* **PROVIDED RECORDS**
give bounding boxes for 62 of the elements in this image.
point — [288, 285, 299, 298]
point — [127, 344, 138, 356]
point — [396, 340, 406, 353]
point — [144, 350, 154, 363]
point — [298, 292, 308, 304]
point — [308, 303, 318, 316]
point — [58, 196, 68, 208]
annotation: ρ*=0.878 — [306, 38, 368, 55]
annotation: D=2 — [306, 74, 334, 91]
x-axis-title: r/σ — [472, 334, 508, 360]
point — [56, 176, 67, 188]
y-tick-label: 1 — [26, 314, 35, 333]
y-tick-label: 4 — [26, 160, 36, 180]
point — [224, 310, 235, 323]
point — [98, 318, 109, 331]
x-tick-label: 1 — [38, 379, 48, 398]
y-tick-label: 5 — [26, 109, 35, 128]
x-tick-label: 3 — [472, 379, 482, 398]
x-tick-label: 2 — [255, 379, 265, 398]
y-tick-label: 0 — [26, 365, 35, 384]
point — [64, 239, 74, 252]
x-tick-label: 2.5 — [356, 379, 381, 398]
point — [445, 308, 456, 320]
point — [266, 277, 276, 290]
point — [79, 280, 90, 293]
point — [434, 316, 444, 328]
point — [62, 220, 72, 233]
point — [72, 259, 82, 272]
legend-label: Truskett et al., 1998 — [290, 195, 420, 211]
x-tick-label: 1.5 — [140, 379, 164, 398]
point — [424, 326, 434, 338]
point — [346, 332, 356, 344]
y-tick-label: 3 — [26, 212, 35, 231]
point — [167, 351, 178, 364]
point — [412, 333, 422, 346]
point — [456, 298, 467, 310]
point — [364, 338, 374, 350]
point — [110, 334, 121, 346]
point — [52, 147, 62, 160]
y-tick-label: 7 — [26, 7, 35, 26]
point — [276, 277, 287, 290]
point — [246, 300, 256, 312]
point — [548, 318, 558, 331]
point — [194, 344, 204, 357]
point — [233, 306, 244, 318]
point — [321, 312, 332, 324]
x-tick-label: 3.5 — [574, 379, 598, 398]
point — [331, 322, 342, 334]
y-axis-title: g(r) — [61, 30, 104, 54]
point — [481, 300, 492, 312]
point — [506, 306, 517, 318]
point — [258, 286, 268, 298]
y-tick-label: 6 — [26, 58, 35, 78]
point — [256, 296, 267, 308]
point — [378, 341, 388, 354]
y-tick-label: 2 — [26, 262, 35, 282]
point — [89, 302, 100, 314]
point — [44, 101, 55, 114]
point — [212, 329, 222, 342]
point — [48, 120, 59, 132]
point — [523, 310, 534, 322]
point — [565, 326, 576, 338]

* **TASK DIRECTIONS**
Rewrite everything from the start of the lines down through the line containing "point — [481, 300, 492, 312]", changing "annotation" to "label" and leaving everything else as it is.

* **RESULT FOR THIS EXERCISE**
give bounding boxes for 62 of the elements in this image.
point — [288, 285, 299, 298]
point — [127, 344, 138, 356]
point — [396, 340, 406, 353]
point — [144, 350, 154, 363]
point — [298, 292, 308, 304]
point — [308, 303, 318, 316]
point — [58, 196, 68, 208]
label: ρ*=0.878 — [306, 38, 368, 55]
label: D=2 — [306, 74, 334, 91]
x-axis-title: r/σ — [472, 334, 508, 360]
point — [56, 176, 67, 188]
y-tick-label: 1 — [26, 314, 35, 333]
y-tick-label: 4 — [26, 160, 36, 180]
point — [224, 310, 235, 323]
point — [98, 318, 109, 331]
x-tick-label: 1 — [38, 379, 48, 398]
y-tick-label: 5 — [26, 109, 35, 128]
x-tick-label: 3 — [472, 379, 482, 398]
x-tick-label: 2 — [255, 379, 265, 398]
y-tick-label: 0 — [26, 365, 35, 384]
point — [64, 239, 74, 252]
x-tick-label: 2.5 — [356, 379, 381, 398]
point — [445, 308, 456, 320]
point — [266, 277, 276, 290]
point — [79, 280, 90, 293]
point — [434, 316, 444, 328]
point — [62, 220, 72, 233]
point — [72, 259, 82, 272]
legend-label: Truskett et al., 1998 — [290, 195, 420, 211]
x-tick-label: 1.5 — [140, 379, 164, 398]
point — [424, 326, 434, 338]
point — [346, 332, 356, 344]
y-tick-label: 3 — [26, 212, 35, 231]
point — [167, 351, 178, 364]
point — [412, 333, 422, 346]
point — [456, 298, 467, 310]
point — [364, 338, 374, 350]
point — [110, 334, 121, 346]
point — [52, 147, 62, 160]
y-tick-label: 7 — [26, 7, 35, 26]
point — [276, 277, 287, 290]
point — [246, 300, 256, 312]
point — [548, 318, 558, 331]
point — [194, 344, 204, 357]
point — [233, 306, 244, 318]
point — [321, 312, 332, 324]
x-tick-label: 3.5 — [574, 379, 598, 398]
point — [331, 322, 342, 334]
y-axis-title: g(r) — [61, 30, 104, 54]
point — [481, 300, 492, 312]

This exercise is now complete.